Records about charts and figures:
▶
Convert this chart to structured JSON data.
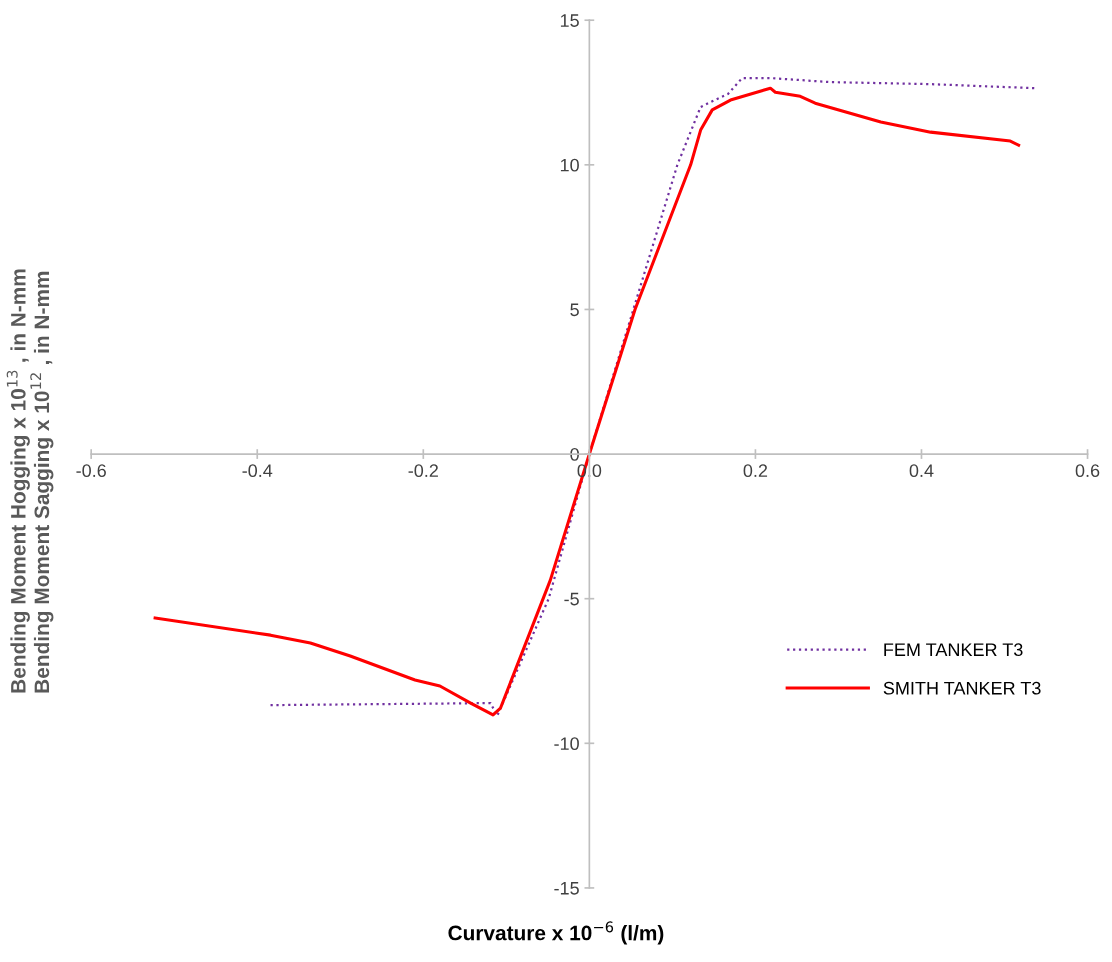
{
  "chart_data": {
    "type": "line",
    "xlabel": "Curvature x 10$^{−6}$ (l/m)",
    "ylabel": "Bending Moment Hogging x 10$^{13}$ , in N-mm\nBending Moment Sagging x 10$^{12}$ , in N-mm",
    "xlim": [
      -0.6,
      0.6
    ],
    "xticks": [
      {
        "value": -0.6,
        "label": "-0.6"
      },
      {
        "value": -0.4,
        "label": "-0.4"
      },
      {
        "value": -0.2,
        "label": "-0.2"
      },
      {
        "value": 0,
        "label": "0.0"
      },
      {
        "value": 0.2,
        "label": "0.2"
      },
      {
        "value": 0.4,
        "label": "0.4"
      },
      {
        "value": 0.6,
        "label": "0.6"
      }
    ],
    "ylim": [
      -15,
      15
    ],
    "yticks": [
      -15,
      -10,
      -5,
      0,
      5,
      10,
      15
    ],
    "grid": false,
    "legend": "bottom right",
    "marker": "none",
    "series": [
      {
        "name": "FEM TANKER T3",
        "color": "#7030a0",
        "line_style": "dotted",
        "x": [
          -0.384,
          -0.119,
          -0.111,
          -0.049,
          0,
          0.106,
          0.134,
          0.151,
          0.167,
          0.184,
          0.218,
          0.29,
          0.41,
          0.536
        ],
        "values": [
          -8.68,
          -8.61,
          -9.05,
          -5.0,
          0,
          10.0,
          12.0,
          12.24,
          12.45,
          13.0,
          13.0,
          12.86,
          12.79,
          12.65
        ]
      },
      {
        "name": "SMITH TANKER T3",
        "color": "#ff0000",
        "line_style": "solid",
        "x": [
          -0.523,
          -0.384,
          -0.336,
          -0.288,
          -0.21,
          -0.18,
          -0.143,
          -0.116,
          -0.107,
          -0.047,
          0,
          0.055,
          0.122,
          0.134,
          0.148,
          0.17,
          0.218,
          0.224,
          0.254,
          0.272,
          0.351,
          0.411,
          0.507,
          0.517
        ],
        "values": [
          -5.67,
          -6.26,
          -6.53,
          -6.98,
          -7.81,
          -8.02,
          -8.61,
          -9.02,
          -8.78,
          -4.36,
          0,
          5.0,
          10.0,
          11.2,
          11.9,
          12.24,
          12.65,
          12.51,
          12.37,
          12.13,
          11.48,
          11.13,
          10.82,
          10.68
        ]
      }
    ]
  }
}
◀
Task to carry out: Among the lines above, count those containing the word "TANKER" and give nothing but the result.

Written answer: 2